(What you need to do): Search the entries below. Return every line that has "title" in it.

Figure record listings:
——

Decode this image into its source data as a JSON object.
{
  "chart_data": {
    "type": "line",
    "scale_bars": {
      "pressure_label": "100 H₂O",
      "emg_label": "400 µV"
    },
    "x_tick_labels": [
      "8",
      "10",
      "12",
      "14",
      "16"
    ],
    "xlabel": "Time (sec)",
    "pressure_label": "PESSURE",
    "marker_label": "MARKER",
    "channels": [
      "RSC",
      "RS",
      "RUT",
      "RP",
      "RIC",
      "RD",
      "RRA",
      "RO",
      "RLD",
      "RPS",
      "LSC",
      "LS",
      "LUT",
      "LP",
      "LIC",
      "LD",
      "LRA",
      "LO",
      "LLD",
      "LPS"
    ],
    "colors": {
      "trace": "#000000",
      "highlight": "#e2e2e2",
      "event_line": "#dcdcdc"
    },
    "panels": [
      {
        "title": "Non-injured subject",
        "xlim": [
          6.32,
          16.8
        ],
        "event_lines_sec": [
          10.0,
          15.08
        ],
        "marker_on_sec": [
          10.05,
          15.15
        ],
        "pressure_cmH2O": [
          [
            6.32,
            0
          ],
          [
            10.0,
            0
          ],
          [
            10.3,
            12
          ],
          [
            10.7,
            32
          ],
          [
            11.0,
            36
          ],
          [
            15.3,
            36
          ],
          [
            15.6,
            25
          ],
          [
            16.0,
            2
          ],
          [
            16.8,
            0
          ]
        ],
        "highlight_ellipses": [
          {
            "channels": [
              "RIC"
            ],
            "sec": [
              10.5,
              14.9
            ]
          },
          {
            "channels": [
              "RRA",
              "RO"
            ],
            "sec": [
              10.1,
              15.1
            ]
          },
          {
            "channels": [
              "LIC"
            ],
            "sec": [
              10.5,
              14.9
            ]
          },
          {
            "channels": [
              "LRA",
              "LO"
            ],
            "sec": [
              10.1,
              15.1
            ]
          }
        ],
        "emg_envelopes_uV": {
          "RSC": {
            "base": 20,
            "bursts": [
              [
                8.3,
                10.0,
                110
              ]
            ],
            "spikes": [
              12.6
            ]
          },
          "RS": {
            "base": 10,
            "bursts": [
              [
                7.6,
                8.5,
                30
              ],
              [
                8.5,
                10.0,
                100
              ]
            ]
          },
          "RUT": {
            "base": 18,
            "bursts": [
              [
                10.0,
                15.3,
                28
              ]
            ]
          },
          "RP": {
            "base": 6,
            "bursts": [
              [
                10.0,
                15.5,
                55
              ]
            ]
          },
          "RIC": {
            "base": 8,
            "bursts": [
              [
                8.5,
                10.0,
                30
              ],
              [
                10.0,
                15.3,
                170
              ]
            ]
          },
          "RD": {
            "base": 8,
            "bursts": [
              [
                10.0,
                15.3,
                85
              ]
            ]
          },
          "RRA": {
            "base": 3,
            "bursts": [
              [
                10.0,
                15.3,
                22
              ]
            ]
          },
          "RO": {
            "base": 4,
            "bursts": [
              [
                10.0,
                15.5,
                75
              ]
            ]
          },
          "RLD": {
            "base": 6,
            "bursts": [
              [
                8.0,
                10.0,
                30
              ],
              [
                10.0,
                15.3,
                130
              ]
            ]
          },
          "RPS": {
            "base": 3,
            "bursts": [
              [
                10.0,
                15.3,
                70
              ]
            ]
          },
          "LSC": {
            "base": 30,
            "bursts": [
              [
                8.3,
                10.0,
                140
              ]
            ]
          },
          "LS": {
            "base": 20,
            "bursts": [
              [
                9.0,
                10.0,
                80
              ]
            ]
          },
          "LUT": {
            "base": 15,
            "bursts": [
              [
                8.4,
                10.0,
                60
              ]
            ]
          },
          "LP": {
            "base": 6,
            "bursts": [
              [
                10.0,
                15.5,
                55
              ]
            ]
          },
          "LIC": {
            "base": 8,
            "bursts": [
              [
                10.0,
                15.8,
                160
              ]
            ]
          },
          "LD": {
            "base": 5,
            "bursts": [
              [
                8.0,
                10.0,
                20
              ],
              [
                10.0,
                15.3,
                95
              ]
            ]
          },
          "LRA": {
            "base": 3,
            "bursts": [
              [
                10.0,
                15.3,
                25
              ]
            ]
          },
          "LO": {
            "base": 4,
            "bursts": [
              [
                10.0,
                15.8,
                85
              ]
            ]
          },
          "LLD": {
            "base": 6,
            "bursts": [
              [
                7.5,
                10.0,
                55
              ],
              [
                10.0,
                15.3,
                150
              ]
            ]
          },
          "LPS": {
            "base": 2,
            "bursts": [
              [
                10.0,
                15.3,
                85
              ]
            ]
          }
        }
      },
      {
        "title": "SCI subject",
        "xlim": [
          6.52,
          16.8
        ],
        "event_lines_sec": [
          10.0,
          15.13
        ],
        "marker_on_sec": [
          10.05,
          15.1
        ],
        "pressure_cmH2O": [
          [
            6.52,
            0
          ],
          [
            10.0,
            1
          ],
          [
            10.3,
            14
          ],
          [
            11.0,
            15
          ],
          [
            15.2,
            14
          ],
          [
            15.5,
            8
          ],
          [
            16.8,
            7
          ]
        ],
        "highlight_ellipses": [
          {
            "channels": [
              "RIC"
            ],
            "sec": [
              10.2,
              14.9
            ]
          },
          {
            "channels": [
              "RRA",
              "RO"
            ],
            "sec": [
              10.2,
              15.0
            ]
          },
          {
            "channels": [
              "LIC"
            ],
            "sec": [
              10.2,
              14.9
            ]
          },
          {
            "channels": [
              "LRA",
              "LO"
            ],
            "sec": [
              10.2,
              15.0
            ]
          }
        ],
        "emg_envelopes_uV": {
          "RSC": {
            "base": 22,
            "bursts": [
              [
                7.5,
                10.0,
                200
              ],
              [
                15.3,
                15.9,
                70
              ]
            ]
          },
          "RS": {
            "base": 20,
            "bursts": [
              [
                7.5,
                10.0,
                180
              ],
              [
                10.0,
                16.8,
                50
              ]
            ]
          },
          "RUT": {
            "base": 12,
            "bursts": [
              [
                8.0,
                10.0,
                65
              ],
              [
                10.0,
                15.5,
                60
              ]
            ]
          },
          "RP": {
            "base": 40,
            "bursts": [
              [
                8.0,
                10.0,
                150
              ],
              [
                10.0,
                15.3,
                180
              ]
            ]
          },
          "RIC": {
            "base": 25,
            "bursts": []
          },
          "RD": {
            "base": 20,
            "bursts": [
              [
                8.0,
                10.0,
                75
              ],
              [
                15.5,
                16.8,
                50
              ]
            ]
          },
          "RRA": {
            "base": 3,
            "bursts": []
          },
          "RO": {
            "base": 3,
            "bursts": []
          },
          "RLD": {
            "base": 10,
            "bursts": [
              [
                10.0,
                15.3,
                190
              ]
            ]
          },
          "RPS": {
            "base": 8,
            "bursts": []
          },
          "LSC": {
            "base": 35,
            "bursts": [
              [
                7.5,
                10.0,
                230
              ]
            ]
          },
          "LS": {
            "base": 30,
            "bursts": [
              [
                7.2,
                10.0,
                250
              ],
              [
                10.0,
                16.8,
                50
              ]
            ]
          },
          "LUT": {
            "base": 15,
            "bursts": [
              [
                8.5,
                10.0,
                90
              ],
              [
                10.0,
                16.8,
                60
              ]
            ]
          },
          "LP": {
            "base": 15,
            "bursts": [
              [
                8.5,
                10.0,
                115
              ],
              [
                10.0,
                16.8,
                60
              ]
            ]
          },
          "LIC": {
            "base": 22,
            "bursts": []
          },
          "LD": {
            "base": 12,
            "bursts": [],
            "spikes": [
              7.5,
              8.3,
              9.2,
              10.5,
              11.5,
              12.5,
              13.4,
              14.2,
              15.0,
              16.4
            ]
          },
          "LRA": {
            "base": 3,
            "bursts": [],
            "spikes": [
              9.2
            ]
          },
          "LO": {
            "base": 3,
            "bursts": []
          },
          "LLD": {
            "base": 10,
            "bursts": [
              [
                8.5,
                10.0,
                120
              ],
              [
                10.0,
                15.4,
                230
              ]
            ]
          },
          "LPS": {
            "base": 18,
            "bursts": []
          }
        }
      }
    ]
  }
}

——

(Solution to this exercise):
        "title": "Non-injured subject",
        "title": "SCI subject",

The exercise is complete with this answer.